=== Supplied text ===

Thank you very much for your time and effort, its much appreciated.
However, the code you've suggested still doesn't work with my
particular configuration and needs. The only differences between what
I've been doing and what you suggest is, that I don't store my
resources relative to the class, instead I store them in a jar top
level folder called images.
Therefore, c.getResource isn't appropriate ( as far as I'm aware ), but
c.getClassLoader().getResource() is. However, as soon as this code goes
inside a jar it fails to work. I'm at a loss. Once again thanks for
your help. Maybe I'll try and post a simplified version of my code
complete with jar details as you have done.
> Thank you very much for your time and effort, its much appreciated.
You're welcome, it's something I wanted to get straight in my own mind, and
once I'd done that then why not post the code too ?
> However, the code you've suggested still doesn't work with my
> particular configuration and needs. The only differences between what
> I've been doing and what you suggest is, that I don't store my
> resources relative to the class, instead I store them in a jar top
> level folder called images.
That still works for me. Change my code to load:
System.out.println("Res1: " + c.getResource("/resources/res1.txt"));
System.out.println("Res2: " + Utils.findResourceFor(c,
"/resources/res2.txt"));
and change the A.jar so that:
$ jar tf A.jar
META-INF/
META-INF/MANIFEST.MF
application/
application/App.class
resources/
resources/res1.txt
resources/res2.txt
and then running it gives:
$ java -cp "U.jar;A.jar" application.App
Res1: jar:file:/C:/Home/tmp/app-res/A.jar!/resources/res1.txt
Res2: jar:file:/C:/Home/tmp/app-res/A.jar!/resources/res2.txt
Maybe the problem is to do with case-sensitivity, or you are using '\\'
separators instead of '/' somewhere (either in your code or in the JAR file
itself).

===

● **Tasks and exercises**:
A) Answer these questions about the jar resource discussion:
(i) What is the top-level jar folder where the first writer keeps resources?
(ii) What call does the first writer consider appropriate instead of c.getResource?
(iii) What command does the reply use to run the application?
B) Carry on the jar resource discussion from the point where it ends.
You won't need the records for any of this.

=== Extracted data ===

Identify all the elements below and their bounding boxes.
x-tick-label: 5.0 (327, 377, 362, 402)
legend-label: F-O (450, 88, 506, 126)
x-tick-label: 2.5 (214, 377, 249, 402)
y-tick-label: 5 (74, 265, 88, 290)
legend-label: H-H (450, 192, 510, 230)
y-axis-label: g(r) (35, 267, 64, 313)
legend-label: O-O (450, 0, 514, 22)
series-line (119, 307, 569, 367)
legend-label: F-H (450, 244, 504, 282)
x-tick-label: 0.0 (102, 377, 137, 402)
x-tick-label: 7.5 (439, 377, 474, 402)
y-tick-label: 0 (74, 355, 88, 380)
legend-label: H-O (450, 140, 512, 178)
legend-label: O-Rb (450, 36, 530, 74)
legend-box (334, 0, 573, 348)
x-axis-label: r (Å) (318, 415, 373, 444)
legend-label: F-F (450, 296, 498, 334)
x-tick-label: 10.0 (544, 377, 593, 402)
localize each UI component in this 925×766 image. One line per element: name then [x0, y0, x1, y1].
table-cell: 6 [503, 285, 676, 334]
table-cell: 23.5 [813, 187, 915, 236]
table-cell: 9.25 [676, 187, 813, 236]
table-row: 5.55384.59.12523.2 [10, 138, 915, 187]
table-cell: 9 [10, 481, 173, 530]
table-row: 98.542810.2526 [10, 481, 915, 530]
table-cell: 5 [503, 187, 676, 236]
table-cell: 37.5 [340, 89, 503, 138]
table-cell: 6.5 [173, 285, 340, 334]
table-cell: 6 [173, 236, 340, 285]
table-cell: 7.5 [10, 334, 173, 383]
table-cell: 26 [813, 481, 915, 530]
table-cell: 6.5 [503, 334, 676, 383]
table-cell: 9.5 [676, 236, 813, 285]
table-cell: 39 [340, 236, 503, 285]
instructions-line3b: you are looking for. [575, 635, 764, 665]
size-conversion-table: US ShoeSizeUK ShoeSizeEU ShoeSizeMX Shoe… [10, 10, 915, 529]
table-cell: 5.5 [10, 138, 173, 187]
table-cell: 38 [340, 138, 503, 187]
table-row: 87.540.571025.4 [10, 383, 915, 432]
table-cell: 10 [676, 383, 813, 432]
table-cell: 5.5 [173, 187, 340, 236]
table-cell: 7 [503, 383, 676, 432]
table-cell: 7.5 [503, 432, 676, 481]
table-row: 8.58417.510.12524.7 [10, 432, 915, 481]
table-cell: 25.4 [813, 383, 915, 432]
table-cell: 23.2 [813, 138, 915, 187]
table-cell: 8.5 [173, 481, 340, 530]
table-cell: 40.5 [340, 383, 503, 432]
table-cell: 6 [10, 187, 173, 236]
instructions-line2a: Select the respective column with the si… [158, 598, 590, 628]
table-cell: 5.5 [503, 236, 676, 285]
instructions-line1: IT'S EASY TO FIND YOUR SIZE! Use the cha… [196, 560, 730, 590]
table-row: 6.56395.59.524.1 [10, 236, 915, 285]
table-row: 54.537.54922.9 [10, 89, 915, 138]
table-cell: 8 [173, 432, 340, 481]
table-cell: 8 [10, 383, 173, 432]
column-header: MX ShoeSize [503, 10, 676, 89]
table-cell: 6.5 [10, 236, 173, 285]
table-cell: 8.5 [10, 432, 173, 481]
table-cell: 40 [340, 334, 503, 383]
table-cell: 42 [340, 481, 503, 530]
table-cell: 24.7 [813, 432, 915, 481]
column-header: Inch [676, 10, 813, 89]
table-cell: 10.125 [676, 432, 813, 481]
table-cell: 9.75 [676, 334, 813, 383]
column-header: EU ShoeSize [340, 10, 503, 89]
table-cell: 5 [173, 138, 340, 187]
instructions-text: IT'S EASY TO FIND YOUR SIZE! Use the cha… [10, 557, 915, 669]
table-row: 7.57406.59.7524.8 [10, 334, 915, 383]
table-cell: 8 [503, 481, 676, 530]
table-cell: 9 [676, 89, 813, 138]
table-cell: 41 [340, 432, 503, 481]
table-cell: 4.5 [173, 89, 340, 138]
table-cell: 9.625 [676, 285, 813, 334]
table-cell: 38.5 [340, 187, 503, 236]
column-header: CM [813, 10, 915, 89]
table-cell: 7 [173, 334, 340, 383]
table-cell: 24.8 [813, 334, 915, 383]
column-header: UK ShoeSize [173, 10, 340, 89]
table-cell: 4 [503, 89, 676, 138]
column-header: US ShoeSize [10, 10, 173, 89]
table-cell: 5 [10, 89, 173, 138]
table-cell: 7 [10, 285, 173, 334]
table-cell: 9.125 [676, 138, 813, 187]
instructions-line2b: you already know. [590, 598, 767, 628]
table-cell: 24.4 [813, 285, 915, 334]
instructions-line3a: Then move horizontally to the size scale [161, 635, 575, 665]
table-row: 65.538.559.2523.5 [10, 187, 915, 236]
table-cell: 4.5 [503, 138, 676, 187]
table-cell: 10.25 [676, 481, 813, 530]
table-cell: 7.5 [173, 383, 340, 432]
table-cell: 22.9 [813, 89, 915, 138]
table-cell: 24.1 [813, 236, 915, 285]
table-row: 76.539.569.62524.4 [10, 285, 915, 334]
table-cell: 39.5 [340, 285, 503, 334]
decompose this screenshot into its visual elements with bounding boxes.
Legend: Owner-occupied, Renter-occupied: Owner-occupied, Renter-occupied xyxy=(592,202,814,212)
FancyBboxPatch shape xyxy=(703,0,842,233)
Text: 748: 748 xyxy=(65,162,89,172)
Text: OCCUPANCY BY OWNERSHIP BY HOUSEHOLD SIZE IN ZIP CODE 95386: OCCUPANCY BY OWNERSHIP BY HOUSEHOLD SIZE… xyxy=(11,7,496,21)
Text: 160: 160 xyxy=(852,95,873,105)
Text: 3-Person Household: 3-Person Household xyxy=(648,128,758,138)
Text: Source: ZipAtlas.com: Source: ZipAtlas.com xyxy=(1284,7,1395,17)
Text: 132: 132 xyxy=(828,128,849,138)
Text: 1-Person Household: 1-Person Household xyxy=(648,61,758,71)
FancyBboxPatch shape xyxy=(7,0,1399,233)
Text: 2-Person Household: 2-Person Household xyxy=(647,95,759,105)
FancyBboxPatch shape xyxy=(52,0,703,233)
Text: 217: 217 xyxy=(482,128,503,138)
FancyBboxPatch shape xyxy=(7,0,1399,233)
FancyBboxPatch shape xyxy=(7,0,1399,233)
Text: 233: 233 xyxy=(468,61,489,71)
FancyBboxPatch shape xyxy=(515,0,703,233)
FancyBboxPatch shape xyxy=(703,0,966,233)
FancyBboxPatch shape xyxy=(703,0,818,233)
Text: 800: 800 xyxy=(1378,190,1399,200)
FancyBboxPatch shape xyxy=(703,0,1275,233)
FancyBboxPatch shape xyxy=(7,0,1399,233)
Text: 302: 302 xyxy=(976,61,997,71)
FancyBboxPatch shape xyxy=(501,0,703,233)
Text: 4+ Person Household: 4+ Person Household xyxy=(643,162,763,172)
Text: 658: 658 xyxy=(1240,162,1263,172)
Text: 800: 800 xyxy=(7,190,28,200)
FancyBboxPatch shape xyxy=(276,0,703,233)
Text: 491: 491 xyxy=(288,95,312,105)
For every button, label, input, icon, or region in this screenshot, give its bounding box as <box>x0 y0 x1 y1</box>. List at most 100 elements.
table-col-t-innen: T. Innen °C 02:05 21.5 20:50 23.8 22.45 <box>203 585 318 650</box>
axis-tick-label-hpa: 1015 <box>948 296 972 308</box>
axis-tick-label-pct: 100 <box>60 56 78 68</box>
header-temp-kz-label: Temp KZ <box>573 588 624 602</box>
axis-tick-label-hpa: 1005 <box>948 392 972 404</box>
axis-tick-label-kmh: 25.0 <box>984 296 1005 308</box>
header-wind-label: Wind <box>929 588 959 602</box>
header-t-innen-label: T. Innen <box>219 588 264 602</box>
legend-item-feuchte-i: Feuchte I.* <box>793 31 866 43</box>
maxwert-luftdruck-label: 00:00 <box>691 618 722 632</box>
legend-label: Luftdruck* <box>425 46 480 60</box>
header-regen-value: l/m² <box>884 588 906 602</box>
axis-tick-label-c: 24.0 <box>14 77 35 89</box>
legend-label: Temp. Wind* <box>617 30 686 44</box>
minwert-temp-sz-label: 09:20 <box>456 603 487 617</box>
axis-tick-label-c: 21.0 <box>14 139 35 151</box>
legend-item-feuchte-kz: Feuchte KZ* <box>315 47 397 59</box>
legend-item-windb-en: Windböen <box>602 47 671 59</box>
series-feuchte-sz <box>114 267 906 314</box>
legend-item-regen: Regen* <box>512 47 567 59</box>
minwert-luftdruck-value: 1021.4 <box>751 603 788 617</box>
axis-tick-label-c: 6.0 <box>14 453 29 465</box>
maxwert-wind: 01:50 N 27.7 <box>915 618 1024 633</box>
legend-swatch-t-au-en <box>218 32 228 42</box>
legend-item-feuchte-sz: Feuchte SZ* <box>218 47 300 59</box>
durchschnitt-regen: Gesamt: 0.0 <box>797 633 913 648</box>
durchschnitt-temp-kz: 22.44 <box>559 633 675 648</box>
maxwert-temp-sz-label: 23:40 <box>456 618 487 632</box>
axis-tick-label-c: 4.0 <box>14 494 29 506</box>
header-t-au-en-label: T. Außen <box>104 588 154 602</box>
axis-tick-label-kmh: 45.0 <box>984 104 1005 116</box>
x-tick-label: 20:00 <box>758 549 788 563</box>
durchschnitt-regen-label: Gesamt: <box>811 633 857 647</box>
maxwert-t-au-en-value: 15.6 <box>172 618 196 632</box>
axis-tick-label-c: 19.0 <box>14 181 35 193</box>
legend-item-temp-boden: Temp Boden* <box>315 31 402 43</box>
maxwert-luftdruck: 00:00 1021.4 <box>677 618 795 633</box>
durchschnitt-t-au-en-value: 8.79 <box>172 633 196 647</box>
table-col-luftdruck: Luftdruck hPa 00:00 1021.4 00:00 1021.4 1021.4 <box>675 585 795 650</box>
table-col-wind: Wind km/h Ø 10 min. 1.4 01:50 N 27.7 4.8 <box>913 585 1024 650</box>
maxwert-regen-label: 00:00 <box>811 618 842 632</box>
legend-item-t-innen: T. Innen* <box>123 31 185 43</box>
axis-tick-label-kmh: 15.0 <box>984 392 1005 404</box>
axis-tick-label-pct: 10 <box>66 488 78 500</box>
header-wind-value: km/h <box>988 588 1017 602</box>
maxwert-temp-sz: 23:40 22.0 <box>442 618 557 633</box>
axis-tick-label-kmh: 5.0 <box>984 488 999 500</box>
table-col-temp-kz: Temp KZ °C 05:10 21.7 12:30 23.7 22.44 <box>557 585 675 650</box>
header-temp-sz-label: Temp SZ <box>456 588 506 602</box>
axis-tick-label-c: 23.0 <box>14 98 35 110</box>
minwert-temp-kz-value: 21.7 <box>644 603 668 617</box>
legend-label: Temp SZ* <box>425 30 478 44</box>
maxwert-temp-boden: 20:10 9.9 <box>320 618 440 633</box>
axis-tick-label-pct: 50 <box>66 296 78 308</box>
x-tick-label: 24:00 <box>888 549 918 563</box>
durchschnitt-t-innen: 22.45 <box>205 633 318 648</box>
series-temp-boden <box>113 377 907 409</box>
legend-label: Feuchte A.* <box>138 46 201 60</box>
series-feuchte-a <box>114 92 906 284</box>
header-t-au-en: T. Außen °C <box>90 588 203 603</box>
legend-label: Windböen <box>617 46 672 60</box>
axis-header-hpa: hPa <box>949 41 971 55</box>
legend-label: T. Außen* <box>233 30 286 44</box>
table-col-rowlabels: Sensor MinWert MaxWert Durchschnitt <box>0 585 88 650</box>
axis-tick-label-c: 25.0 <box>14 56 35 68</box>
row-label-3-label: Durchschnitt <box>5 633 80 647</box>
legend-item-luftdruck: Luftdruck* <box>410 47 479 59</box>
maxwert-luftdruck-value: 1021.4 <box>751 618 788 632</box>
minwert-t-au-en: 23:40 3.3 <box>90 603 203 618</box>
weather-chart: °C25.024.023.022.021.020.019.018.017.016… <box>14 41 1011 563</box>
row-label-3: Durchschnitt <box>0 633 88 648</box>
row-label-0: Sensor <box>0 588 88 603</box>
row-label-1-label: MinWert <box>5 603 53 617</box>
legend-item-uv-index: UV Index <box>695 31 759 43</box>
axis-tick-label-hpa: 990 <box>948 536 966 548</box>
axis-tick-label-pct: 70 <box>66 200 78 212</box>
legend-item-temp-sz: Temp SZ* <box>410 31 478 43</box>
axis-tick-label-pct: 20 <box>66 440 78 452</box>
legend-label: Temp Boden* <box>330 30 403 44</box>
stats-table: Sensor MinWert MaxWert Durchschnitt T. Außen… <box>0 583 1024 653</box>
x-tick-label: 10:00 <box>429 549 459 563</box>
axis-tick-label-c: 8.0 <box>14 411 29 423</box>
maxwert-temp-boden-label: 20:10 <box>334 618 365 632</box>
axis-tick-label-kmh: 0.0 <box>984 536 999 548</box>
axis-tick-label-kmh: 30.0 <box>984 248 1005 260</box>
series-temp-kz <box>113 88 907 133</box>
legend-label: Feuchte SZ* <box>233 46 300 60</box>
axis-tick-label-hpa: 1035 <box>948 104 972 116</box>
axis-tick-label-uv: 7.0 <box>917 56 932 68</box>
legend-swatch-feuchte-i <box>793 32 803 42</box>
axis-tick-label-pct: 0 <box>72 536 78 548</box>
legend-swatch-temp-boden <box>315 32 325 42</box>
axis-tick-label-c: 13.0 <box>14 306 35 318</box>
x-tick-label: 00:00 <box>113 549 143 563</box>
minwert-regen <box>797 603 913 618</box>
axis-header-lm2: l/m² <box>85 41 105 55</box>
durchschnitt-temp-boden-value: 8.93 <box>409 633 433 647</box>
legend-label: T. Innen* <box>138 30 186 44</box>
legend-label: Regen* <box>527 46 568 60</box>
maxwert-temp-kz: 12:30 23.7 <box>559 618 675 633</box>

===

● **Outputs by task**:
A)
(i) A folder called images.
(ii) c.getClassLoader().getResource()
(iii) java -cp "U.jar;A.jar" application.App

B)
Another possibility is that you are getting confused by the (undoubtedly
confusing) difference between java.lang.Class.getResource() and
ClassLoader.getResource(). For a class object, the absolute (i.e. relative to
the archive's root rather than to the classfile itself) path must start with
'/' -- which makes sense. OTOH, ClassLoader.getResource() expects a name NOT
to start with '/' -- which also makes sense because a leading '/' would mean
the root of the filesystem for classloaders looking at directories rather than
JARfiles (and also because names in JAR/ZIP files must not have a leading '/').
-- chris
JavaEnquirer - 27 Feb 2006 10:30 GMT
Apologies everyone, I've been a bit on an idiot here. I was using a
File.separator buried deep in my code instead of a /, which is of
course the internal separator used by the zip/jar format. I was caught
out by unthinkingly and mistakenly going for what I thought was an file
system independent approach, when the problem was to do with an
individual file format. I spent my time worrying about class loaders
when the gotcha was a beginner's error.